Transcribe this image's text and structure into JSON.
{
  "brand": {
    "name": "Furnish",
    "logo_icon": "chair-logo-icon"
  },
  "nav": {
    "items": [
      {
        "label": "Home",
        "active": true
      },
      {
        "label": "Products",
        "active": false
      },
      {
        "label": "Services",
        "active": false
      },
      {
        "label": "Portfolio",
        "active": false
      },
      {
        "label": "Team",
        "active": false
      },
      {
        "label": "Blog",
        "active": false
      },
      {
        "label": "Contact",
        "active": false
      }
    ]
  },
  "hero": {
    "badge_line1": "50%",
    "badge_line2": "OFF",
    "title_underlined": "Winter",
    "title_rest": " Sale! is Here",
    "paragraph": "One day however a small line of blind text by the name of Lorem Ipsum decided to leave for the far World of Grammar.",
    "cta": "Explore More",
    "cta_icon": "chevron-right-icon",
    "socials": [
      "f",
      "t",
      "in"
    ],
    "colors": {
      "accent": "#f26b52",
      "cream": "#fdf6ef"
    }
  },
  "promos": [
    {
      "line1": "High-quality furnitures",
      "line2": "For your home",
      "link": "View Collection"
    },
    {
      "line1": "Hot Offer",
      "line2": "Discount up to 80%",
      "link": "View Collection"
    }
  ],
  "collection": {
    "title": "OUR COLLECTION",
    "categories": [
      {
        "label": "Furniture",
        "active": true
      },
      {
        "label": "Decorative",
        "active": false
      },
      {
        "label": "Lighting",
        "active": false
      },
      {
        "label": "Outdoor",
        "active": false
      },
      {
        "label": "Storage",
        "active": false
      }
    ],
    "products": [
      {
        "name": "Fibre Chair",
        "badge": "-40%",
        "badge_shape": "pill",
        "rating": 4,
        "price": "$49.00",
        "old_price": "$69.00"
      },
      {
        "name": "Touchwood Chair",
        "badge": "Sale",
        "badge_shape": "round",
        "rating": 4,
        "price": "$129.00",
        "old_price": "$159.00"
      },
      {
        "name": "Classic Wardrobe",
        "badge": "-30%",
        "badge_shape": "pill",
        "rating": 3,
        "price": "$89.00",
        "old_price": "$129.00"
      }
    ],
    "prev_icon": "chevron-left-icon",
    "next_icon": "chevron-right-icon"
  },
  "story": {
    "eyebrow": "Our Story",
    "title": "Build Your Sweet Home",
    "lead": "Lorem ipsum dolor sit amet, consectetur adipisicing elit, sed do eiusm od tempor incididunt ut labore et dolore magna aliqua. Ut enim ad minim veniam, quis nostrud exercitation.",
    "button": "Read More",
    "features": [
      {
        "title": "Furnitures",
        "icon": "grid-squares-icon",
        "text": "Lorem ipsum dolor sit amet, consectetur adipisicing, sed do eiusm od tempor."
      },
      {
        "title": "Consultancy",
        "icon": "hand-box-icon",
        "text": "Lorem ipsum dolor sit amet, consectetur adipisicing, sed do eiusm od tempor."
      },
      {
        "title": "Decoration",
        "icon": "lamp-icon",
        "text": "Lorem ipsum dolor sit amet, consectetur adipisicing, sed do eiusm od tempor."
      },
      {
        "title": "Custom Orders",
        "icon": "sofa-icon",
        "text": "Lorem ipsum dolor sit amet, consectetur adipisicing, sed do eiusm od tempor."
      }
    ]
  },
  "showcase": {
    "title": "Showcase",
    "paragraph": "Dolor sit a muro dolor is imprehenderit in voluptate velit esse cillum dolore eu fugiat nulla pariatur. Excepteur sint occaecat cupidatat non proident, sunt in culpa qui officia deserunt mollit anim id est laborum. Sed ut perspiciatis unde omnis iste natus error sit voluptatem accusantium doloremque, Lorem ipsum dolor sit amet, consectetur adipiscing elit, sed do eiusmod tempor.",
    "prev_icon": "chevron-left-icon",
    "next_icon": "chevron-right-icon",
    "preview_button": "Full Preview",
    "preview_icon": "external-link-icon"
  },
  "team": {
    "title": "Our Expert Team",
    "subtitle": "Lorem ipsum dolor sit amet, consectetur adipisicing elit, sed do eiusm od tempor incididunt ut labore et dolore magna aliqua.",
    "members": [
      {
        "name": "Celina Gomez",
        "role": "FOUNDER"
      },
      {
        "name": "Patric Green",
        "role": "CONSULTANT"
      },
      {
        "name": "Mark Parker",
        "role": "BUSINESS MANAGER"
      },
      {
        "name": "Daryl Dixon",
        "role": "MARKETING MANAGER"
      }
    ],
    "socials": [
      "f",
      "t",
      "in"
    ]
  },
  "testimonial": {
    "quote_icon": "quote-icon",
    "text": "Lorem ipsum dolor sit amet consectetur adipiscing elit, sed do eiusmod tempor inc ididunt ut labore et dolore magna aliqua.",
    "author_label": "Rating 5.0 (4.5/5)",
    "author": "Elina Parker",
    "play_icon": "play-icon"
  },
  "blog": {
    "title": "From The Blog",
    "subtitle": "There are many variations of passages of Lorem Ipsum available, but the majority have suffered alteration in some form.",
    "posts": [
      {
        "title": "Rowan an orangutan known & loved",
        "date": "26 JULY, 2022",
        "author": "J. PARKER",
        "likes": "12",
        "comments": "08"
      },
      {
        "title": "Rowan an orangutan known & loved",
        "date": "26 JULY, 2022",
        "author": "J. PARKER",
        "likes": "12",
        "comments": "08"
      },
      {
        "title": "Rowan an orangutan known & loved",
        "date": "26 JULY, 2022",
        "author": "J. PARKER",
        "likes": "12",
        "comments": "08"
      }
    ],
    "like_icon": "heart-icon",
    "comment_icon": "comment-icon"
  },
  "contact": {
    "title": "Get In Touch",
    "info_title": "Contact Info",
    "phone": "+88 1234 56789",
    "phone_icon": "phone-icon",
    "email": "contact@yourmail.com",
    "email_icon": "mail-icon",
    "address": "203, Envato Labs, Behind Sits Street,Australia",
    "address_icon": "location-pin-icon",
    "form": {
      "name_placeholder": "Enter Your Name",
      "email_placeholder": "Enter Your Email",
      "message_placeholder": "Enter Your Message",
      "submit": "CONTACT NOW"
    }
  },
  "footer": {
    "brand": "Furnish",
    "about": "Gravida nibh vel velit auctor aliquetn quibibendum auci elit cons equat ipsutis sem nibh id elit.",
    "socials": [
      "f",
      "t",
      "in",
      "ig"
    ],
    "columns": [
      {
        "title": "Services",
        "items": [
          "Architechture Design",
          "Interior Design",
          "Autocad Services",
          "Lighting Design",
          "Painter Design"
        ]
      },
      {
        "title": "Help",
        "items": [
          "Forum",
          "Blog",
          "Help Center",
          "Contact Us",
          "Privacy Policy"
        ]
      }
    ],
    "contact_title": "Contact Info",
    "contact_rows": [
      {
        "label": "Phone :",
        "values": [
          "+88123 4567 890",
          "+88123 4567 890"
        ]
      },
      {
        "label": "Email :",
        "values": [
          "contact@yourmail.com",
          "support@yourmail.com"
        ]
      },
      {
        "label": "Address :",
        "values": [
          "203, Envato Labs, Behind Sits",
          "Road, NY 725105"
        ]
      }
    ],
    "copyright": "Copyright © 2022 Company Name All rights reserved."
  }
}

= = = = =

** Goal **
Looking at the entries above, state how many lines contain "Info"; give the number alone.

** Response for this exercise **
2